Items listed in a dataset
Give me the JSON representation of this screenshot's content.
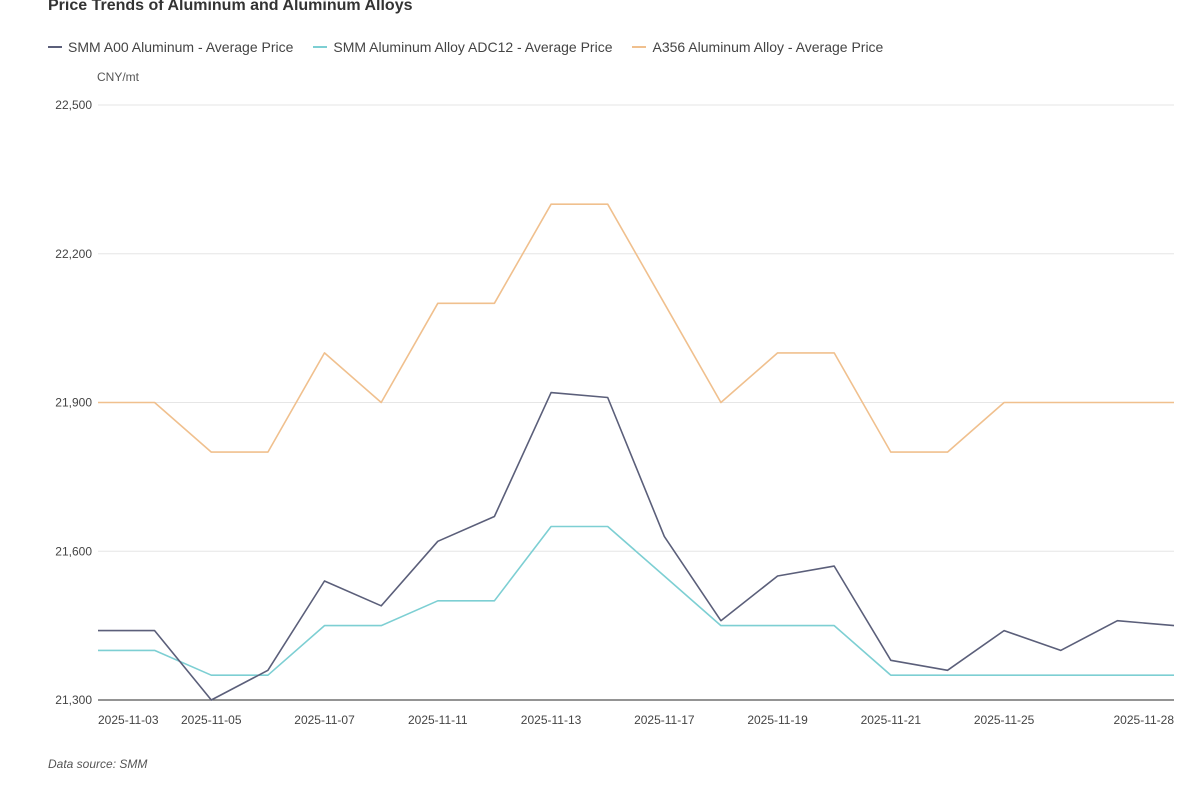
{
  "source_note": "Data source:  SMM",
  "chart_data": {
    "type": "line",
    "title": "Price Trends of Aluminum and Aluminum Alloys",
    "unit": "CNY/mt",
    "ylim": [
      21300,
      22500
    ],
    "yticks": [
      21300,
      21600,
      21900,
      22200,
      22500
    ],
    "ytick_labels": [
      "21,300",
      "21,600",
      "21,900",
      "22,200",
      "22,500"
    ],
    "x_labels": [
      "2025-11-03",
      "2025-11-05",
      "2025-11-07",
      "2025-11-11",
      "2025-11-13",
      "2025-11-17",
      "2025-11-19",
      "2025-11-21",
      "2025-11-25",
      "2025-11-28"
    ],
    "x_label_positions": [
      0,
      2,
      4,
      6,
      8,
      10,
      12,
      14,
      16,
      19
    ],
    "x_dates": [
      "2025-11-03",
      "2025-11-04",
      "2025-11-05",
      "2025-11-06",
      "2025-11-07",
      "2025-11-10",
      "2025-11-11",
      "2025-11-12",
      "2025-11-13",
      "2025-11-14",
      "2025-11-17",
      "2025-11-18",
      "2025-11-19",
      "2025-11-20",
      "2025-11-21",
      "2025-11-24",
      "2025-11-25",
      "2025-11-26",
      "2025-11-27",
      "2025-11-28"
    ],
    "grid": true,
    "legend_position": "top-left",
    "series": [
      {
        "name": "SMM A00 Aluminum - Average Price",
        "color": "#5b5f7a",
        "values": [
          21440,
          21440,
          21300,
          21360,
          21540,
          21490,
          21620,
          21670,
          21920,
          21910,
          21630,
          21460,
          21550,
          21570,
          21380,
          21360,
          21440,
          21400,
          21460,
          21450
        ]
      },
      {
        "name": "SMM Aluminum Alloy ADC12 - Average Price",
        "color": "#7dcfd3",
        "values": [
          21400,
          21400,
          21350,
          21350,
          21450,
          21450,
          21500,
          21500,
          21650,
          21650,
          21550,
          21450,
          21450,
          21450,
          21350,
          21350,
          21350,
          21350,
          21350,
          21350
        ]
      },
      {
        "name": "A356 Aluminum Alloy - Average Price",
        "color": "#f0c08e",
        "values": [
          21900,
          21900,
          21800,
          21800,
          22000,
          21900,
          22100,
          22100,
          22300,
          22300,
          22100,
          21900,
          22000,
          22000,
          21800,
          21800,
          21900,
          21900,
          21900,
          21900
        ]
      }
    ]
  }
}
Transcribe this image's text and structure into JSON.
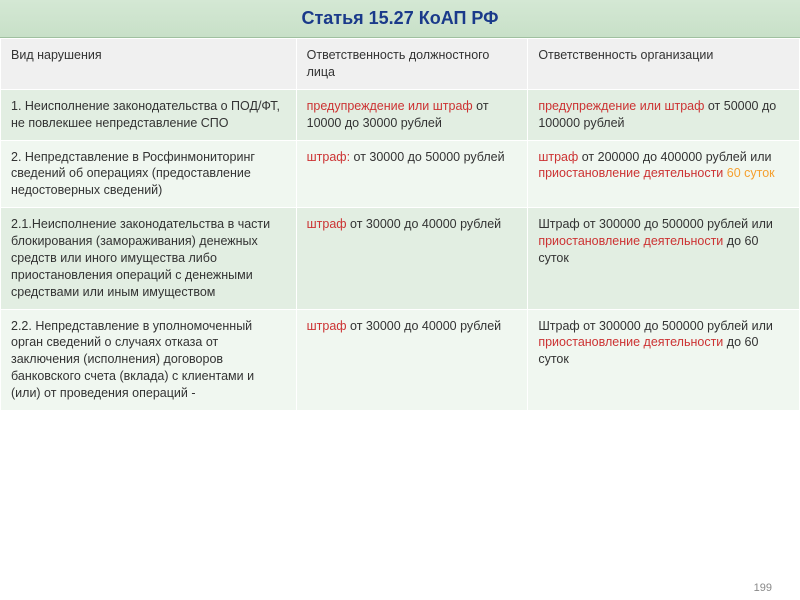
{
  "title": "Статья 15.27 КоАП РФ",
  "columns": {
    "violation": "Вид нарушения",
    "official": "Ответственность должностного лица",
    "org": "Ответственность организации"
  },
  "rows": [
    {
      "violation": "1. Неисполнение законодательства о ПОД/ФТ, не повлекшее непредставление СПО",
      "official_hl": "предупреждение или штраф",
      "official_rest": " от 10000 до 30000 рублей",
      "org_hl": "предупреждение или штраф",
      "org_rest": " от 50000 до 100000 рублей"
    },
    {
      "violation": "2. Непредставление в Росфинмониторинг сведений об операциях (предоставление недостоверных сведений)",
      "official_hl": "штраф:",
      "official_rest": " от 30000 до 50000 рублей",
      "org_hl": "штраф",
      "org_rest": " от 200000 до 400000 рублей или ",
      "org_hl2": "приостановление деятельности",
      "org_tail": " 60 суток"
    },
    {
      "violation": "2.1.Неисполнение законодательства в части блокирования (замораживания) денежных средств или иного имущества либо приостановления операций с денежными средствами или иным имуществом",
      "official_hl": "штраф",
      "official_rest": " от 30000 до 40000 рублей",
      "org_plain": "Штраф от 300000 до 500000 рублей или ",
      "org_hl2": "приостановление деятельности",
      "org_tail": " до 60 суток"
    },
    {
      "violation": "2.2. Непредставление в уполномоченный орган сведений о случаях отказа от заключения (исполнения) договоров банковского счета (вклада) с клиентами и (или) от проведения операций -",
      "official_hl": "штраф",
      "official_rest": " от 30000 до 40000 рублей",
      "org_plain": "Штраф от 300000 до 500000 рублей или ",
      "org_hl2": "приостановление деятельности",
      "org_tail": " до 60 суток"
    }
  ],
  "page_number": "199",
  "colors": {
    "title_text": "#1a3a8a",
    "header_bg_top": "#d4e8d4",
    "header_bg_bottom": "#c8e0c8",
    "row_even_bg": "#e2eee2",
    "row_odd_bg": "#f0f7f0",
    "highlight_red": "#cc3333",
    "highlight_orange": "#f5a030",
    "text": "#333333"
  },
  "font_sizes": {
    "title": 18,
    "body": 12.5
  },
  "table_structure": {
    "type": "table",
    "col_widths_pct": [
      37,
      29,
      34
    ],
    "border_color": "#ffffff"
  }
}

(GIVEN INSTRUCTION): Each line above is to be copied verbatim. Drop any image from the copy.

(RESPONSE TO THE EXERCISE):
Give me the JSON representation of this screenshot's content.
{
  "source_note": "Data source:  SMM",
  "chart_data": {
    "type": "line",
    "title": "Price Trends of Aluminum and Aluminum Alloys",
    "unit": "CNY/mt",
    "ylim": [
      21300,
      22500
    ],
    "yticks": [
      21300,
      21600,
      21900,
      22200,
      22500
    ],
    "ytick_labels": [
      "21,300",
      "21,600",
      "21,900",
      "22,200",
      "22,500"
    ],
    "x_labels": [
      "2025-11-03",
      "2025-11-05",
      "2025-11-07",
      "2025-11-11",
      "2025-11-13",
      "2025-11-17",
      "2025-11-19",
      "2025-11-21",
      "2025-11-25",
      "2025-11-28"
    ],
    "x_label_positions": [
      0,
      2,
      4,
      6,
      8,
      10,
      12,
      14,
      16,
      19
    ],
    "x_dates": [
      "2025-11-03",
      "2025-11-04",
      "2025-11-05",
      "2025-11-06",
      "2025-11-07",
      "2025-11-10",
      "2025-11-11",
      "2025-11-12",
      "2025-11-13",
      "2025-11-14",
      "2025-11-17",
      "2025-11-18",
      "2025-11-19",
      "2025-11-20",
      "2025-11-21",
      "2025-11-24",
      "2025-11-25",
      "2025-11-26",
      "2025-11-27",
      "2025-11-28"
    ],
    "grid": true,
    "legend_position": "top-left",
    "series": [
      {
        "name": "SMM A00 Aluminum - Average Price",
        "color": "#5b5f7a",
        "values": [
          21440,
          21440,
          21300,
          21360,
          21540,
          21490,
          21620,
          21670,
          21920,
          21910,
          21630,
          21460,
          21550,
          21570,
          21380,
          21360,
          21440,
          21400,
          21460,
          21450
        ]
      },
      {
        "name": "SMM Aluminum Alloy ADC12 - Average Price",
        "color": "#7dcfd3",
        "values": [
          21400,
          21400,
          21350,
          21350,
          21450,
          21450,
          21500,
          21500,
          21650,
          21650,
          21550,
          21450,
          21450,
          21450,
          21350,
          21350,
          21350,
          21350,
          21350,
          21350
        ]
      },
      {
        "name": "A356 Aluminum Alloy - Average Price",
        "color": "#f0c08e",
        "values": [
          21900,
          21900,
          21800,
          21800,
          22000,
          21900,
          22100,
          22100,
          22300,
          22300,
          22100,
          21900,
          22000,
          22000,
          21800,
          21800,
          21900,
          21900,
          21900,
          21900
        ]
      }
    ]
  }
}
Transcribe this image's text and structure into JSON.
{
  "title": "Статья 15.27 КоАП РФ",
  "columns": {
    "violation": "Вид нарушения",
    "official": "Ответственность должностного лица",
    "org": "Ответственность организации"
  },
  "rows": [
    {
      "violation": "1. Неисполнение законодательства о ПОД/ФТ, не повлекшее непредставление СПО",
      "official_hl": "предупреждение или штраф",
      "official_rest": " от 10000 до 30000 рублей",
      "org_hl": "предупреждение или штраф",
      "org_rest": " от 50000 до 100000 рублей"
    },
    {
      "violation": "2. Непредставление в Росфинмониторинг сведений об операциях (предоставление недостоверных сведений)",
      "official_hl": "штраф:",
      "official_rest": " от 30000 до 50000 рублей",
      "org_hl": "штраф",
      "org_rest": " от 200000 до 400000 рублей или ",
      "org_hl2": "приостановление деятельности",
      "org_tail": " 60 суток"
    },
    {
      "violation": "2.1.Неисполнение законодательства в части блокирования (замораживания) денежных средств или иного имущества либо приостановления операций с денежными средствами или иным имуществом",
      "official_hl": "штраф",
      "official_rest": " от 30000 до 40000 рублей",
      "org_plain": "Штраф от 300000 до 500000 рублей или ",
      "org_hl2": "приостановление деятельности",
      "org_tail": " до 60 суток"
    },
    {
      "violation": "2.2. Непредставление в уполномоченный орган сведений о случаях отказа от заключения (исполнения) договоров банковского счета (вклада) с клиентами и (или) от проведения операций -",
      "official_hl": "штраф",
      "official_rest": " от 30000 до 40000 рублей",
      "org_plain": "Штраф от 300000 до 500000 рублей или ",
      "org_hl2": "приостановление деятельности",
      "org_tail": " до 60 суток"
    }
  ],
  "page_number": "199",
  "colors": {
    "title_text": "#1a3a8a",
    "header_bg_top": "#d4e8d4",
    "header_bg_bottom": "#c8e0c8",
    "row_even_bg": "#e2eee2",
    "row_odd_bg": "#f0f7f0",
    "highlight_red": "#cc3333",
    "highlight_orange": "#f5a030",
    "text": "#333333"
  },
  "font_sizes": {
    "title": 18,
    "body": 12.5
  },
  "table_structure": {
    "type": "table",
    "col_widths_pct": [
      37,
      29,
      34
    ],
    "border_color": "#ffffff"
  }
}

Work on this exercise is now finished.